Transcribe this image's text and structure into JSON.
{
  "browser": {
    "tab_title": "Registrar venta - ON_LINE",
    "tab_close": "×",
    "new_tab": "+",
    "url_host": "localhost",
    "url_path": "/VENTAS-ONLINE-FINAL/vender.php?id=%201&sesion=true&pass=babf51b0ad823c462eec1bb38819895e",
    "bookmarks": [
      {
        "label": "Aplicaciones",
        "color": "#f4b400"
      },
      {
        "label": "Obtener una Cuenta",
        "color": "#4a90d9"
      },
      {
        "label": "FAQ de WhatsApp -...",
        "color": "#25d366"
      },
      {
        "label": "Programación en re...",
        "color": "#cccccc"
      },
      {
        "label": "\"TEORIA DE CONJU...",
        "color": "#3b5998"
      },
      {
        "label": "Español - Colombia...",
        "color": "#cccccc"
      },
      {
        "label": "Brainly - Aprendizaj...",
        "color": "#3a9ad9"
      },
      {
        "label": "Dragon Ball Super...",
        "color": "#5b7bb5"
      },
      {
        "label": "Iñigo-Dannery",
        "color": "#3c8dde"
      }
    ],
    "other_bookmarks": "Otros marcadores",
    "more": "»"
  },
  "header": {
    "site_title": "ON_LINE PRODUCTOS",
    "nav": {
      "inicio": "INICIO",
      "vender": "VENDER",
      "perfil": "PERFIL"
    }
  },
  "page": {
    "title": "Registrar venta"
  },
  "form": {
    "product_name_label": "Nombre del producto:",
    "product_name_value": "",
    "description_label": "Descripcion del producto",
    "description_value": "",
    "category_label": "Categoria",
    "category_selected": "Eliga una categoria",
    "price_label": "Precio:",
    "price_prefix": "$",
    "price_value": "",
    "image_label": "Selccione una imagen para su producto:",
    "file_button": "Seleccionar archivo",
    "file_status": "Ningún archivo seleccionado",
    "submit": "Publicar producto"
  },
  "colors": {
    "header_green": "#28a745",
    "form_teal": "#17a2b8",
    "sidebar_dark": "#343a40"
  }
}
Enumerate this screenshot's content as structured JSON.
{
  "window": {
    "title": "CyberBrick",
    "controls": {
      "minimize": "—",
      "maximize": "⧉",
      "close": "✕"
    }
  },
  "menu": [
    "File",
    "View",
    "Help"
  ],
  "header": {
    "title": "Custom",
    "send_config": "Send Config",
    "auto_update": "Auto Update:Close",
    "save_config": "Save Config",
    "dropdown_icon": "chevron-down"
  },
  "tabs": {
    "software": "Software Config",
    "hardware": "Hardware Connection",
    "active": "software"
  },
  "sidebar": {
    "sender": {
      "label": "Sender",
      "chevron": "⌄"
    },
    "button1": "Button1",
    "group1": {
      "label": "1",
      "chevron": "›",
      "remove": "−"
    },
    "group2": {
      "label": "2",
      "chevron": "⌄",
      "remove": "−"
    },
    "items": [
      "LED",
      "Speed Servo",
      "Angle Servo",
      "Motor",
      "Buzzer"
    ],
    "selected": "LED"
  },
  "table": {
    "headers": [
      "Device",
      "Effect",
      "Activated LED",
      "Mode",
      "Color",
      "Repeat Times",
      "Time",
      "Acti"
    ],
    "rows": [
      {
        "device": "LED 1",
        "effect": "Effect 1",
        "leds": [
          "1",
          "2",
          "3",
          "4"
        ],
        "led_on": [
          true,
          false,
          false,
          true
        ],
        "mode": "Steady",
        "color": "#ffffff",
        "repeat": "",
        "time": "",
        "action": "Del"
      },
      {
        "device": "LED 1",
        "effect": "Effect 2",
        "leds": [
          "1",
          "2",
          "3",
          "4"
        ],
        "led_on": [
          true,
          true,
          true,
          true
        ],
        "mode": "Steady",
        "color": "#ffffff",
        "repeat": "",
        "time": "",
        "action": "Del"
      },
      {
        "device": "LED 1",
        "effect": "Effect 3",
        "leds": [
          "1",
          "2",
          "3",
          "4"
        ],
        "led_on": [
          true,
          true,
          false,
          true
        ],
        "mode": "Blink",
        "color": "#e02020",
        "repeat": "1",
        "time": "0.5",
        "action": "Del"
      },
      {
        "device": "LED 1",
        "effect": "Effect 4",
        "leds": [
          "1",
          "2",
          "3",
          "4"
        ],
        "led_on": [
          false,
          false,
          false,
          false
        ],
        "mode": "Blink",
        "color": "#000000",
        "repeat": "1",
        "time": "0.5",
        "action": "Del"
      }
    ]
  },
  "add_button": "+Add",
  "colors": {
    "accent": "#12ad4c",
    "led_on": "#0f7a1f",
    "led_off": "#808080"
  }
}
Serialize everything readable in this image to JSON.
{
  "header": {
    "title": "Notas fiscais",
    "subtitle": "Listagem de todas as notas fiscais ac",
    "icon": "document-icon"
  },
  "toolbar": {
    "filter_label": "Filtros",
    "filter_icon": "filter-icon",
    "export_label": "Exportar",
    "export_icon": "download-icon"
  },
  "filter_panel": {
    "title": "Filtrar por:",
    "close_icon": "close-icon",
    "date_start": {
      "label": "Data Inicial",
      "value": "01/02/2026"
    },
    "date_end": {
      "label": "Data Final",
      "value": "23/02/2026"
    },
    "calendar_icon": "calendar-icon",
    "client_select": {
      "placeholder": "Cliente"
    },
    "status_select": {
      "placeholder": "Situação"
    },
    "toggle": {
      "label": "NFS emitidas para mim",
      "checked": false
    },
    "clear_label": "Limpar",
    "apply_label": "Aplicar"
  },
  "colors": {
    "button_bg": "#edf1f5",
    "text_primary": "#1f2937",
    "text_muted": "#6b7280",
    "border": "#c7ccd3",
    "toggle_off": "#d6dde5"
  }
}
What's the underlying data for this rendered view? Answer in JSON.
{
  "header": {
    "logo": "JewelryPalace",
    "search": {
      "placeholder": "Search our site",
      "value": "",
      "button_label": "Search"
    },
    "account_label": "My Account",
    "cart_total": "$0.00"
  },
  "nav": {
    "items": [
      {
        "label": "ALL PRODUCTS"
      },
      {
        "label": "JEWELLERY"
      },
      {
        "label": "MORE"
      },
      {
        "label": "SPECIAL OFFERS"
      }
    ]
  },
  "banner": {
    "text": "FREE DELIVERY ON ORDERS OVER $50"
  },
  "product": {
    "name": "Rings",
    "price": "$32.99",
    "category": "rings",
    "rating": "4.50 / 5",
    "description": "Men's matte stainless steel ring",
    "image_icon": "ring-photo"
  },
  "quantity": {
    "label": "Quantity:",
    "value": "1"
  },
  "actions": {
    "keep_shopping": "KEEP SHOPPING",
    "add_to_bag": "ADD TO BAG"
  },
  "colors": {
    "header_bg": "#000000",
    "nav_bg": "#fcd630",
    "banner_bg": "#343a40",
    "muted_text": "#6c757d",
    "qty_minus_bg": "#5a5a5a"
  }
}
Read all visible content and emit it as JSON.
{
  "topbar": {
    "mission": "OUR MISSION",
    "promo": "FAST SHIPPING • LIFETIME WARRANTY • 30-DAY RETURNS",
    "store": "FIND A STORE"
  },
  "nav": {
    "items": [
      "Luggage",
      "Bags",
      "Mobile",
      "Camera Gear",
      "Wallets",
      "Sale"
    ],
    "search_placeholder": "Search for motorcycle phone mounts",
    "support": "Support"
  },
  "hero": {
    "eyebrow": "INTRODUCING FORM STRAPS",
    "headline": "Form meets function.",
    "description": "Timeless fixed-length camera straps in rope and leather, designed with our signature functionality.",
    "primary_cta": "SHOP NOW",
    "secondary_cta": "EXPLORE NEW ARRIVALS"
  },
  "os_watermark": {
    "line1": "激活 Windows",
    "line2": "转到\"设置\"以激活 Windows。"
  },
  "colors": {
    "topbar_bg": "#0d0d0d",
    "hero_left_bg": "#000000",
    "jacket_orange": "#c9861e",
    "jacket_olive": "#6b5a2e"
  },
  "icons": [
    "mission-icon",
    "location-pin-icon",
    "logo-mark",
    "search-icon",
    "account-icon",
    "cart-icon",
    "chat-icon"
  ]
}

→ **Work instructions**
Read the data above. Pull out each line in which the string "chevron" appears.

→ **The completed task**
    "dropdown_icon": "chevron-down"
      "chevron": "⌄"
      "chevron": "›",
      "chevron": "⌄",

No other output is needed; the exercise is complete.